WHAT IS REQUIRED
Copy out each line of the material in which the word "OFERTAS" appears.

DATA FOR THIS EXERCISE
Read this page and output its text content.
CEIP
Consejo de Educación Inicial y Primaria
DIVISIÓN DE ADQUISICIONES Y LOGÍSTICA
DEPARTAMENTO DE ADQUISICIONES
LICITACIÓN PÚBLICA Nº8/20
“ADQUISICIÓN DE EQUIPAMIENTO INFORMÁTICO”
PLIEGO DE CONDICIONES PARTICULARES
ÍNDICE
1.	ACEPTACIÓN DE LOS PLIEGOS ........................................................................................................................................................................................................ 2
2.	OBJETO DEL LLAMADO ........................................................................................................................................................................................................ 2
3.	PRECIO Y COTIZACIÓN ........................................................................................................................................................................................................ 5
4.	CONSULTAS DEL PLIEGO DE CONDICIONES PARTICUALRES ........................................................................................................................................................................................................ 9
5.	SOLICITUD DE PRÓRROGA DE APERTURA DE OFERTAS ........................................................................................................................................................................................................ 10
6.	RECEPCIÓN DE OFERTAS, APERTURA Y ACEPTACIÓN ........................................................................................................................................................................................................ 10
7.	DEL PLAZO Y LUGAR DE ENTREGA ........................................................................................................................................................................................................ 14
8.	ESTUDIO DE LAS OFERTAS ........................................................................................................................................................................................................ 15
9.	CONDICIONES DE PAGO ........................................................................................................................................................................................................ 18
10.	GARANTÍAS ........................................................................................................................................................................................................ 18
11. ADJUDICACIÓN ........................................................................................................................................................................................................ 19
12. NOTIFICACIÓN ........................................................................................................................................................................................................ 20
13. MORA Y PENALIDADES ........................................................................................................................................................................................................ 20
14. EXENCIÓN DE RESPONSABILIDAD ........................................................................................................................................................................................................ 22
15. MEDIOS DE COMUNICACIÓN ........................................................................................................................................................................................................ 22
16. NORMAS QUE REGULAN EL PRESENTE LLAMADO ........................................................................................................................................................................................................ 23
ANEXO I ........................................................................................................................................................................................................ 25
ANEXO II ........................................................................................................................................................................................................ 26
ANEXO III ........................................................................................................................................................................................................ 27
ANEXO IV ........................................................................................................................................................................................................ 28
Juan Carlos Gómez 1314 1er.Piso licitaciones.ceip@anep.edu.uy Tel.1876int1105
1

...

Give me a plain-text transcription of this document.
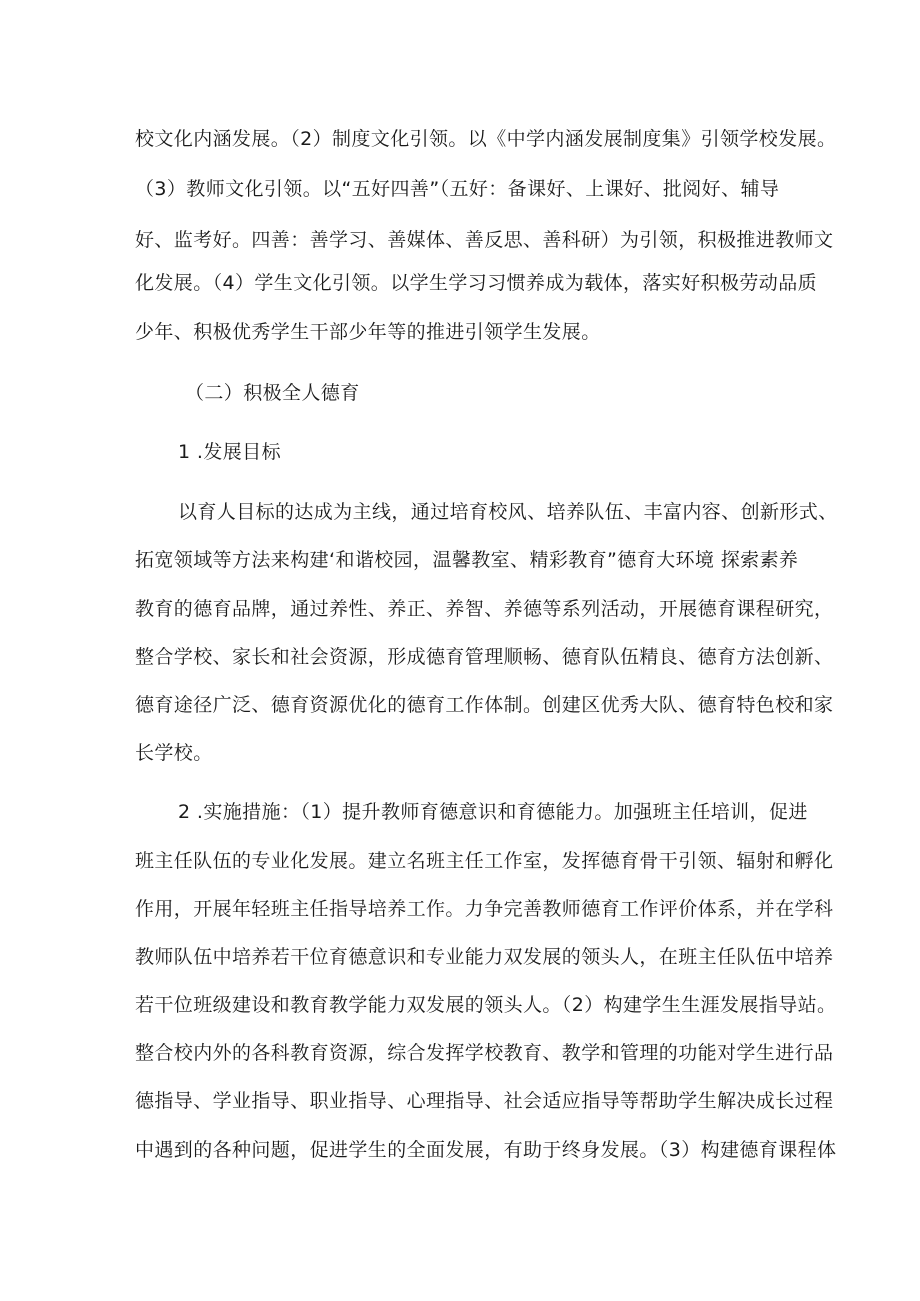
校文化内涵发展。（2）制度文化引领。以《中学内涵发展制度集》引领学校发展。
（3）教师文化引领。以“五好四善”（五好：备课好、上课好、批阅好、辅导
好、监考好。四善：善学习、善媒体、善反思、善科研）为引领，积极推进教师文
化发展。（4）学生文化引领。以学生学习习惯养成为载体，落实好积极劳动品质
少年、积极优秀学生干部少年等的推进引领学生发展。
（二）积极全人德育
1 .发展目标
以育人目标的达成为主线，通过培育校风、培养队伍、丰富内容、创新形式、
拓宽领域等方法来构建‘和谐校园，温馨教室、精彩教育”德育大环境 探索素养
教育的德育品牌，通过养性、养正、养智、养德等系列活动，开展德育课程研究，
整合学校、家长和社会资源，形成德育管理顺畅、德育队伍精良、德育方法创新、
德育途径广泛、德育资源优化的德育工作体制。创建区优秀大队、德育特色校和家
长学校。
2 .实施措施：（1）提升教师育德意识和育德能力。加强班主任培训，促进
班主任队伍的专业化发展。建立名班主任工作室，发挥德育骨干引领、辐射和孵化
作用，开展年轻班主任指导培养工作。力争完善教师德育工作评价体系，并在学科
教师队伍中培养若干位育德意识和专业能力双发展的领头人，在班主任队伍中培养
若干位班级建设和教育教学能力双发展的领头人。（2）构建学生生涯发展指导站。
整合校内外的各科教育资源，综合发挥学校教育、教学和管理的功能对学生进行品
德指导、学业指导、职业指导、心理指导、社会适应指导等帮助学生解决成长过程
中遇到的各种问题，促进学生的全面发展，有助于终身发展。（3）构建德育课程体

FINAL ANSWER
5.	SOLICITUD DE PRÓRROGA DE APERTURA DE OFERTAS ........................................................................................................................................................................................................ 10
6.	RECEPCIÓN DE OFERTAS, APERTURA Y ACEPTACIÓN ........................................................................................................................................................................................................ 10
8.	ESTUDIO DE LAS OFERTAS ........................................................................................................................................................................................................ 15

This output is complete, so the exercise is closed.